* [STATED GOAL] Everything in the data should be repeated exactly, save for the images.

* [DATA TO USE]

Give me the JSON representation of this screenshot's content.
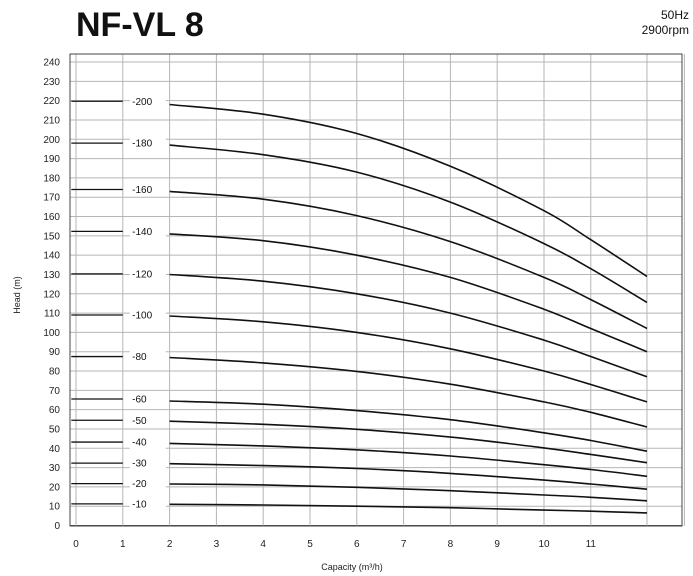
{
  "header": {
    "title": "NF-VL 8",
    "frequency": "50Hz",
    "speed": "2900rpm"
  },
  "chart_data": {
    "type": "line",
    "title": "NF-VL 8",
    "xlabel": "Capacity (m³/h)",
    "ylabel": "Head (m)",
    "xlim": [
      0,
      13
    ],
    "ylim": [
      0,
      245
    ],
    "x_ticks": [
      "0",
      "1",
      "2",
      "3",
      "4",
      "5",
      "6",
      "7",
      "8",
      "9",
      "10",
      "11"
    ],
    "y_ticks": [
      0,
      10,
      20,
      30,
      40,
      50,
      60,
      70,
      80,
      90,
      100,
      110,
      120,
      130,
      140,
      150,
      160,
      170,
      180,
      190,
      200,
      210,
      220,
      230,
      240
    ],
    "grid": true,
    "series": [
      {
        "name": "-10",
        "shutoff": 11.2,
        "x": [
          2,
          4,
          6,
          8,
          10,
          11,
          12.2
        ],
        "y": [
          11,
          10.6,
          10,
          9.2,
          8,
          7.4,
          6.5
        ]
      },
      {
        "name": "-20",
        "shutoff": 21.7,
        "x": [
          2,
          4,
          6,
          8,
          10,
          11,
          12.2
        ],
        "y": [
          21.5,
          21,
          19.8,
          18,
          15.8,
          14.6,
          12.8
        ]
      },
      {
        "name": "-30",
        "shutoff": 32.3,
        "x": [
          2,
          4,
          6,
          8,
          10,
          11,
          12.2
        ],
        "y": [
          32,
          31,
          29.5,
          27,
          23.5,
          21.5,
          18.8
        ]
      },
      {
        "name": "-40",
        "shutoff": 43.2,
        "x": [
          2,
          4,
          6,
          8,
          10,
          11,
          12.2
        ],
        "y": [
          42.5,
          41.2,
          39.2,
          36,
          31.5,
          29,
          25.5
        ]
      },
      {
        "name": "-50",
        "shutoff": 54.5,
        "x": [
          2,
          4,
          6,
          8,
          10,
          11,
          12.2
        ],
        "y": [
          54,
          52.4,
          49.8,
          45.8,
          40.2,
          36.8,
          32.5
        ]
      },
      {
        "name": "-60",
        "shutoff": 65.5,
        "x": [
          2,
          4,
          6,
          8,
          10,
          11,
          12.2
        ],
        "y": [
          64.5,
          62.8,
          59.5,
          54.8,
          48,
          44,
          38.5
        ]
      },
      {
        "name": "-80",
        "shutoff": 87.5,
        "x": [
          2,
          4,
          6,
          8,
          10,
          11,
          12.2
        ],
        "y": [
          87,
          84.2,
          79.8,
          73.2,
          64,
          58.6,
          51
        ]
      },
      {
        "name": "-100",
        "shutoff": 109,
        "x": [
          2,
          4,
          6,
          8,
          10,
          11,
          12.2
        ],
        "y": [
          108.5,
          105.5,
          100,
          91.5,
          80,
          73,
          64
        ]
      },
      {
        "name": "-120",
        "shutoff": 130.3,
        "x": [
          2,
          4,
          6,
          8,
          10,
          11,
          12.2
        ],
        "y": [
          130,
          126.5,
          120,
          110,
          96,
          87.5,
          77
        ]
      },
      {
        "name": "-140",
        "shutoff": 152.3,
        "x": [
          2,
          4,
          6,
          8,
          10,
          11,
          12.2
        ],
        "y": [
          151,
          147.5,
          140,
          128.5,
          112,
          102,
          90
        ]
      },
      {
        "name": "-160",
        "shutoff": 174,
        "x": [
          2,
          4,
          6,
          8,
          10,
          11,
          12.2
        ],
        "y": [
          173,
          169,
          160.5,
          147,
          128.5,
          117,
          102
        ]
      },
      {
        "name": "-180",
        "shutoff": 198,
        "x": [
          2,
          4,
          6,
          8,
          10,
          11,
          12.2
        ],
        "y": [
          197,
          192,
          183,
          167.5,
          146,
          133,
          115.5
        ]
      },
      {
        "name": "-200",
        "shutoff": 219.7,
        "x": [
          2,
          4,
          6,
          8,
          10,
          11,
          12.2
        ],
        "y": [
          218,
          213,
          203,
          186,
          163,
          148,
          129
        ]
      }
    ]
  }
}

* [THE COMPLETED TASK]
Give me the JSON representation of this screenshot's content.
{
  "header": {
    "title": "NF-VL 8",
    "frequency": "50Hz",
    "speed": "2900rpm"
  },
  "chart_data": {
    "type": "line",
    "title": "NF-VL 8",
    "xlabel": "Capacity (m³/h)",
    "ylabel": "Head (m)",
    "xlim": [
      0,
      13
    ],
    "ylim": [
      0,
      245
    ],
    "x_ticks": [
      "0",
      "1",
      "2",
      "3",
      "4",
      "5",
      "6",
      "7",
      "8",
      "9",
      "10",
      "11"
    ],
    "y_ticks": [
      0,
      10,
      20,
      30,
      40,
      50,
      60,
      70,
      80,
      90,
      100,
      110,
      120,
      130,
      140,
      150,
      160,
      170,
      180,
      190,
      200,
      210,
      220,
      230,
      240
    ],
    "grid": true,
    "series": [
      {
        "name": "-10",
        "shutoff": 11.2,
        "x": [
          2,
          4,
          6,
          8,
          10,
          11,
          12.2
        ],
        "y": [
          11,
          10.6,
          10,
          9.2,
          8,
          7.4,
          6.5
        ]
      },
      {
        "name": "-20",
        "shutoff": 21.7,
        "x": [
          2,
          4,
          6,
          8,
          10,
          11,
          12.2
        ],
        "y": [
          21.5,
          21,
          19.8,
          18,
          15.8,
          14.6,
          12.8
        ]
      },
      {
        "name": "-30",
        "shutoff": 32.3,
        "x": [
          2,
          4,
          6,
          8,
          10,
          11,
          12.2
        ],
        "y": [
          32,
          31,
          29.5,
          27,
          23.5,
          21.5,
          18.8
        ]
      },
      {
        "name": "-40",
        "shutoff": 43.2,
        "x": [
          2,
          4,
          6,
          8,
          10,
          11,
          12.2
        ],
        "y": [
          42.5,
          41.2,
          39.2,
          36,
          31.5,
          29,
          25.5
        ]
      },
      {
        "name": "-50",
        "shutoff": 54.5,
        "x": [
          2,
          4,
          6,
          8,
          10,
          11,
          12.2
        ],
        "y": [
          54,
          52.4,
          49.8,
          45.8,
          40.2,
          36.8,
          32.5
        ]
      },
      {
        "name": "-60",
        "shutoff": 65.5,
        "x": [
          2,
          4,
          6,
          8,
          10,
          11,
          12.2
        ],
        "y": [
          64.5,
          62.8,
          59.5,
          54.8,
          48,
          44,
          38.5
        ]
      },
      {
        "name": "-80",
        "shutoff": 87.5,
        "x": [
          2,
          4,
          6,
          8,
          10,
          11,
          12.2
        ],
        "y": [
          87,
          84.2,
          79.8,
          73.2,
          64,
          58.6,
          51
        ]
      },
      {
        "name": "-100",
        "shutoff": 109,
        "x": [
          2,
          4,
          6,
          8,
          10,
          11,
          12.2
        ],
        "y": [
          108.5,
          105.5,
          100,
          91.5,
          80,
          73,
          64
        ]
      },
      {
        "name": "-120",
        "shutoff": 130.3,
        "x": [
          2,
          4,
          6,
          8,
          10,
          11,
          12.2
        ],
        "y": [
          130,
          126.5,
          120,
          110,
          96,
          87.5,
          77
        ]
      },
      {
        "name": "-140",
        "shutoff": 152.3,
        "x": [
          2,
          4,
          6,
          8,
          10,
          11,
          12.2
        ],
        "y": [
          151,
          147.5,
          140,
          128.5,
          112,
          102,
          90
        ]
      },
      {
        "name": "-160",
        "shutoff": 174,
        "x": [
          2,
          4,
          6,
          8,
          10,
          11,
          12.2
        ],
        "y": [
          173,
          169,
          160.5,
          147,
          128.5,
          117,
          102
        ]
      },
      {
        "name": "-180",
        "shutoff": 198,
        "x": [
          2,
          4,
          6,
          8,
          10,
          11,
          12.2
        ],
        "y": [
          197,
          192,
          183,
          167.5,
          146,
          133,
          115.5
        ]
      },
      {
        "name": "-200",
        "shutoff": 219.7,
        "x": [
          2,
          4,
          6,
          8,
          10,
          11,
          12.2
        ],
        "y": [
          218,
          213,
          203,
          186,
          163,
          148,
          129
        ]
      }
    ]
  }
}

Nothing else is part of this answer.